**Фрагмент текста**
Какой тяжелый конец моего _п_у_т_и! Какой [темный] итог.
И. Ш.
Да хранит тебя Бог, Оля моя, светлая моя подруга, несбывшаяся. Но тогда… зачем же все это было?!
Сделай же последнее усилие, уезжай на время, перемени обстановку… — найди себя. Сбрось волей этот недуг душевный. Помоги тебе Господь!
Ваня
Ивик повенчается в по-пасхальное воскресенье, 2-го V. А мне и это — _в_с_е_ равно. Я полумертвый.

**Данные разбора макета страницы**

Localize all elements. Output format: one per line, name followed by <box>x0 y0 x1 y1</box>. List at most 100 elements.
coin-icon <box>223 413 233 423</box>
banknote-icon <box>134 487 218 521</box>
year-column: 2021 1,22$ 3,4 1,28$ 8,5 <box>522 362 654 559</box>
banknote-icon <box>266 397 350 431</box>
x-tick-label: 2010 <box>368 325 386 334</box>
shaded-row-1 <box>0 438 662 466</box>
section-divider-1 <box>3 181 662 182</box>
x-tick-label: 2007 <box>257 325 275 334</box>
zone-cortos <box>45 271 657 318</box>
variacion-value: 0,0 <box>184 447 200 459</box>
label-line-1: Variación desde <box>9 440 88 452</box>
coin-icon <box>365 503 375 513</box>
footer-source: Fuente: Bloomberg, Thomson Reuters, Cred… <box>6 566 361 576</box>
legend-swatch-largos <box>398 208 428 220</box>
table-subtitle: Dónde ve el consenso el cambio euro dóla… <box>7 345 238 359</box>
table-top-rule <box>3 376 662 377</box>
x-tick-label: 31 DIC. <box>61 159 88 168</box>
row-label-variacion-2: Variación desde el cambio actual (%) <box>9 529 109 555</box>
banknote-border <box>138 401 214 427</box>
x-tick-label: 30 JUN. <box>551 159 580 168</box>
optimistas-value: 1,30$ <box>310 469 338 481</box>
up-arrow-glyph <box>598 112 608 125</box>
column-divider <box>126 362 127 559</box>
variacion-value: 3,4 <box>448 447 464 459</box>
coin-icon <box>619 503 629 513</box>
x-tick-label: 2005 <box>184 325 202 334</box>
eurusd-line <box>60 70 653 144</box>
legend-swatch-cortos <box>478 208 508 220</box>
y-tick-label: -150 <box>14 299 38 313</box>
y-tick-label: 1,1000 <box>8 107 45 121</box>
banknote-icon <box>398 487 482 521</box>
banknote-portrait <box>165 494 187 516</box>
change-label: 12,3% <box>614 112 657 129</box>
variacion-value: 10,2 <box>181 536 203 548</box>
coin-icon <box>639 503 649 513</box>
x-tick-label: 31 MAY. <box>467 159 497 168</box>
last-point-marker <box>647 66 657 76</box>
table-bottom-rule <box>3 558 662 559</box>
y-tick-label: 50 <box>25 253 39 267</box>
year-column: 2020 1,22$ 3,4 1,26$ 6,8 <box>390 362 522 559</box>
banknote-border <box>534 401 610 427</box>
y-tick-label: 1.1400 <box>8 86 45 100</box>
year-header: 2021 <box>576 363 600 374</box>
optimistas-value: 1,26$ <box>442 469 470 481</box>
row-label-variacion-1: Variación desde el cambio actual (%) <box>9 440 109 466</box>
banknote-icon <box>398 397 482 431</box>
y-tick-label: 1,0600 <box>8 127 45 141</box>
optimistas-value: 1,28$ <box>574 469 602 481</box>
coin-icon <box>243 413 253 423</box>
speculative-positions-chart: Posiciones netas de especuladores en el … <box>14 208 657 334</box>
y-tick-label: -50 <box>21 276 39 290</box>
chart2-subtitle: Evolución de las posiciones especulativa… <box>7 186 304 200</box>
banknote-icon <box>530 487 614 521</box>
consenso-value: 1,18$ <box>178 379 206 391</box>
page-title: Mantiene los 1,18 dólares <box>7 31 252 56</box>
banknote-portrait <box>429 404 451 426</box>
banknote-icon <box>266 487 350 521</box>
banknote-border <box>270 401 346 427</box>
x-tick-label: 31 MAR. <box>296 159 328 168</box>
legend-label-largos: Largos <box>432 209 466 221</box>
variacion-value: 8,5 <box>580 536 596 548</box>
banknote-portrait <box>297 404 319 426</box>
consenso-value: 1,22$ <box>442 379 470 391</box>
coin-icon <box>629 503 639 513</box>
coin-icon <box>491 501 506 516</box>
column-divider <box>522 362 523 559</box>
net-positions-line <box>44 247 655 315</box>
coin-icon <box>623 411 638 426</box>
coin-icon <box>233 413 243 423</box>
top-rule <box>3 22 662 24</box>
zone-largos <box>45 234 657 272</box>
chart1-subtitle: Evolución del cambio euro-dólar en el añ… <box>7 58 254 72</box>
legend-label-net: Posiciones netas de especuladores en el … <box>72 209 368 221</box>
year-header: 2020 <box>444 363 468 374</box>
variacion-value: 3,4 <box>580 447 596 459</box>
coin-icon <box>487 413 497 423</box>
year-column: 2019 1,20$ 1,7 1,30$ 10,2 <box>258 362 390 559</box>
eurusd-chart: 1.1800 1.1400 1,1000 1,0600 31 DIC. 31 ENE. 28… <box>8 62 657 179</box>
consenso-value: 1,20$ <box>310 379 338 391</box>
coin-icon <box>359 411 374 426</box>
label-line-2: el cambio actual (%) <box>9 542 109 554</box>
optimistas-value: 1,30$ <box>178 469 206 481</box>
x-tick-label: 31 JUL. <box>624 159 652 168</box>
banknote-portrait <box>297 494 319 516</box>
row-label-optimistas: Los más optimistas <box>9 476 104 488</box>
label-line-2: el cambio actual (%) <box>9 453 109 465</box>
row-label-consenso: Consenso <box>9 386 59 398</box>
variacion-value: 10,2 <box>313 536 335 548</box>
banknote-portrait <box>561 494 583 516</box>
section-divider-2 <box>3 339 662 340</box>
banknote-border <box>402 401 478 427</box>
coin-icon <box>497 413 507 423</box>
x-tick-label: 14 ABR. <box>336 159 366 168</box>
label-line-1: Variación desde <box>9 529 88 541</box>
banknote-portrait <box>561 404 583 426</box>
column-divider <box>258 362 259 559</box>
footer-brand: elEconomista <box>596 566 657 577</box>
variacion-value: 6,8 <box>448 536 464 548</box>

**Что сделать**
1/ Ответьте на вопросы по фрагменту текста:
(а) Кого в фрагменте просят хранить Бога?
(б) В какой день повенчается Ивик?
(в) Какое имя стоит подписью после слов «Помоги тебе Господь!»?
2/ Выведите без изменений часть фрагмента текста от слов «Сделай же последнее» до слов «равно. Я полумертвый.» включительно.

**Ответы по заданиям**
1/
(а) Олю («Оля моя, светлая моя подруга»).
(б) В по-пасхальное воскресенье, 2-го V.
(в) Ваня.

2/
Сделай же последнее усилие, уезжай на время, перемени обстановку… — найди себя. Сбрось волей этот недуг душевный. Помоги тебе Господь!
Ваня
Ивик повенчается в по-пасхальное воскресенье, 2-го V. А мне и это — _в_с_е_ равно. Я полумертвый.